-- RECORDS FOR THE TASK --

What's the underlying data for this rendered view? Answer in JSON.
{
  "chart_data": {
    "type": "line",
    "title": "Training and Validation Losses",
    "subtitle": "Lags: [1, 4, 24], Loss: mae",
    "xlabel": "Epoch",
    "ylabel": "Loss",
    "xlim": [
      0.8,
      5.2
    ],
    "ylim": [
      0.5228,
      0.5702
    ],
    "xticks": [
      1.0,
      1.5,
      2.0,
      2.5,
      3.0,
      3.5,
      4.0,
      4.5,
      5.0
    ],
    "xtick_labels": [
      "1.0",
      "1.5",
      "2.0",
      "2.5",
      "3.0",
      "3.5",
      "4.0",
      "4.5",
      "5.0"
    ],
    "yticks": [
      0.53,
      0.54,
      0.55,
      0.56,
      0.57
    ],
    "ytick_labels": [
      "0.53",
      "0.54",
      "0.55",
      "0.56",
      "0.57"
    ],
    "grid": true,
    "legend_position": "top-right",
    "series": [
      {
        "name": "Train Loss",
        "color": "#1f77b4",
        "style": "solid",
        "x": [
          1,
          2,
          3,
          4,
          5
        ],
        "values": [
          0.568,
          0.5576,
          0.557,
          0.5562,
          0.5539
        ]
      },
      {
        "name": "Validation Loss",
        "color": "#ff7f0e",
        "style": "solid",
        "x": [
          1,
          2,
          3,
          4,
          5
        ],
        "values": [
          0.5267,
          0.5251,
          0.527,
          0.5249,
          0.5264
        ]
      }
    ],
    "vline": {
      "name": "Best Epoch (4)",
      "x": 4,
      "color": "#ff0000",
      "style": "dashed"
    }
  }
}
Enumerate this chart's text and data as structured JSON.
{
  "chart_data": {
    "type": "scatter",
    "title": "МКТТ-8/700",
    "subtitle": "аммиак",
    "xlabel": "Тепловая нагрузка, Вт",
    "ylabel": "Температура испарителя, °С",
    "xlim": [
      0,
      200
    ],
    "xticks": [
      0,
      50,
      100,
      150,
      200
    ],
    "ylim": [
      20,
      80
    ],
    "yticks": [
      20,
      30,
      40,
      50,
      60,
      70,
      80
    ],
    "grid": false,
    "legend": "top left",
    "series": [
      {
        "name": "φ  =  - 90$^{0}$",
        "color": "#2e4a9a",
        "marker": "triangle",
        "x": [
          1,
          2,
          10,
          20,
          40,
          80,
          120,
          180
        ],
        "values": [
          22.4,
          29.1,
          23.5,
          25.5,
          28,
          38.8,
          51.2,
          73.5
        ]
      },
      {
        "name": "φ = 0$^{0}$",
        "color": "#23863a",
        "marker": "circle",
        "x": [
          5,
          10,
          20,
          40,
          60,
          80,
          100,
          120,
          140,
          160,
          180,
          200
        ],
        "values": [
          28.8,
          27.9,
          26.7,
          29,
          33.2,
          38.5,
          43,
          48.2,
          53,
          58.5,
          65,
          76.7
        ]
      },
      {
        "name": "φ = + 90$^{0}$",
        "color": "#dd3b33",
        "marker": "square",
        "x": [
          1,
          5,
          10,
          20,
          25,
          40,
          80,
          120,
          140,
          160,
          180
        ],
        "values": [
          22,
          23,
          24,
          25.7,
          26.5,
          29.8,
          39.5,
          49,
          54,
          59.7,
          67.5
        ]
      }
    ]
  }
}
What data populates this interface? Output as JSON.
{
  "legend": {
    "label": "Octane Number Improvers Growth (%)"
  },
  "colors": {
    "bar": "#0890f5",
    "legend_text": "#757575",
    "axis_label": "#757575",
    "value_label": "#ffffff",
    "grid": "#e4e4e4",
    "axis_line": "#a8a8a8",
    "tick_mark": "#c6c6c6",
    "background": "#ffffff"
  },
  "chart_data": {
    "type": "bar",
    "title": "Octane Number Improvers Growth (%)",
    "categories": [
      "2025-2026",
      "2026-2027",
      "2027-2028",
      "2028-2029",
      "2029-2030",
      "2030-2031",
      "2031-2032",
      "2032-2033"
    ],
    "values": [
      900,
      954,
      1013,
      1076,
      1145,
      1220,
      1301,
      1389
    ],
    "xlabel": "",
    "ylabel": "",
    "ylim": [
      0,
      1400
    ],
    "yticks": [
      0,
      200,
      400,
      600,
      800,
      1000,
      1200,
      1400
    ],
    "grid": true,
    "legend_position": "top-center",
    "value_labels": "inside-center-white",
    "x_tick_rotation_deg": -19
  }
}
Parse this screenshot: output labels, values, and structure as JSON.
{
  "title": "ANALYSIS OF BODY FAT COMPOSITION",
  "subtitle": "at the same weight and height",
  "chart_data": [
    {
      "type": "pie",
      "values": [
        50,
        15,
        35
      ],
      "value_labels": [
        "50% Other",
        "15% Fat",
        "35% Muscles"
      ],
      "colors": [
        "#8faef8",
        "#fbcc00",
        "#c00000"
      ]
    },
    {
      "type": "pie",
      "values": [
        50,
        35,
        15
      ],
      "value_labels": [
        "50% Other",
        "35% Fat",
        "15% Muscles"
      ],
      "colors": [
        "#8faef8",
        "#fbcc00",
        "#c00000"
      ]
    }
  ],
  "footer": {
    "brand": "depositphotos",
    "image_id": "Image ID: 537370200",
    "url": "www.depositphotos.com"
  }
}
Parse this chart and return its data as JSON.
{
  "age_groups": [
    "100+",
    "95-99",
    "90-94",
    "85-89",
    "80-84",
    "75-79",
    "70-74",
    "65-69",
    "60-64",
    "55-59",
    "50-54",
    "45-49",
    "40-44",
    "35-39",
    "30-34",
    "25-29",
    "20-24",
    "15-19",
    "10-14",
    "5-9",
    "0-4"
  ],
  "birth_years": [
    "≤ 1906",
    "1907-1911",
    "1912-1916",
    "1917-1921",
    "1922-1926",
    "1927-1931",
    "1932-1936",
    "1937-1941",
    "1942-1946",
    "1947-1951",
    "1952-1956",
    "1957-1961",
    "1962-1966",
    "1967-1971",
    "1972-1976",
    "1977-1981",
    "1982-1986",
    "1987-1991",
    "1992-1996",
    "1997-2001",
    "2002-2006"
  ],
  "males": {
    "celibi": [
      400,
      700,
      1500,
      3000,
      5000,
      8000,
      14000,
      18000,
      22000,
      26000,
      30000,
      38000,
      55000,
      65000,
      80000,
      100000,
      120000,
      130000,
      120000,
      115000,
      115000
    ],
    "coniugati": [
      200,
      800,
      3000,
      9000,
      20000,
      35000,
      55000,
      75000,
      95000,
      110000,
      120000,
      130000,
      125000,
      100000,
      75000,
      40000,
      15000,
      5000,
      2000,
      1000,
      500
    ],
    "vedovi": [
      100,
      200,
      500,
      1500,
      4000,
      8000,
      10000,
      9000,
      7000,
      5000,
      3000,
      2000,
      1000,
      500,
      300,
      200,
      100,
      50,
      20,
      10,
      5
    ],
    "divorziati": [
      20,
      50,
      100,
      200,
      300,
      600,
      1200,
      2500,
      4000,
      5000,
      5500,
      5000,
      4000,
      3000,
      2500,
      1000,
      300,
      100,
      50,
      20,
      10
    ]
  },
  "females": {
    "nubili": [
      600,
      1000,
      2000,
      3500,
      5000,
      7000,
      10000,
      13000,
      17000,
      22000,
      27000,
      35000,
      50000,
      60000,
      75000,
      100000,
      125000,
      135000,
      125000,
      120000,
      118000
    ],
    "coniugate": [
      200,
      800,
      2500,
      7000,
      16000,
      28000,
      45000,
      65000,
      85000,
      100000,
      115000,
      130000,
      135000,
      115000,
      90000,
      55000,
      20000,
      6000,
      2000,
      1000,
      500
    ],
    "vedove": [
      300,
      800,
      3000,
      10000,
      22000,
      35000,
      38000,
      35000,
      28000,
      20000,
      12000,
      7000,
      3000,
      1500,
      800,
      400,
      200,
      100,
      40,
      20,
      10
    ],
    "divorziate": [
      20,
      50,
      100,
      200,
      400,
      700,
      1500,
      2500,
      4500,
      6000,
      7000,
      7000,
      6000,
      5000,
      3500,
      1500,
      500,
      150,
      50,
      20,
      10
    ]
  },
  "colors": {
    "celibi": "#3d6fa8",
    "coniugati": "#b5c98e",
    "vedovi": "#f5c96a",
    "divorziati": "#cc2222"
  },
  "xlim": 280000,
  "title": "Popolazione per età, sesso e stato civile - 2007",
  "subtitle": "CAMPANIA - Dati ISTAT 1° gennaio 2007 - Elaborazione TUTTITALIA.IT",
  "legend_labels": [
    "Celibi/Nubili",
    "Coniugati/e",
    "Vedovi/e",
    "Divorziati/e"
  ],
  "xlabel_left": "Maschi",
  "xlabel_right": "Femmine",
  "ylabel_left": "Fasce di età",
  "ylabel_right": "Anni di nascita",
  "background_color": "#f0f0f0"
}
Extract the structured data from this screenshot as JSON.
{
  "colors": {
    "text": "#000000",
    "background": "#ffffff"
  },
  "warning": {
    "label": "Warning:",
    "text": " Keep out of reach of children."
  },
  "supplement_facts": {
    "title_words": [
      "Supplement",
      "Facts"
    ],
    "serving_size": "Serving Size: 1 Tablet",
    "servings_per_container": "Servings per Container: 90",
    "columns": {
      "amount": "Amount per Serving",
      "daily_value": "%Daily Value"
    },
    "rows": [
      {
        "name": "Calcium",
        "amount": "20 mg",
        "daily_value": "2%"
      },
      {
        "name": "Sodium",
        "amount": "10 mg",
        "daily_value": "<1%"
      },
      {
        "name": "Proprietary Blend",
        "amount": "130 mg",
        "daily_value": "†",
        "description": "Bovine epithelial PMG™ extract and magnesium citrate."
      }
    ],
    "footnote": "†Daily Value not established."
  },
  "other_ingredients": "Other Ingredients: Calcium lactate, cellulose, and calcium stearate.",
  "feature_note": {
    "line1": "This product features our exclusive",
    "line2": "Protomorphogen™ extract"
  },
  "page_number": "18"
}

-- TASK STATEMENT --
Tell how many lines of the data above hold the string "Octane". Give only the number.

-- WORKED ANSWER --
2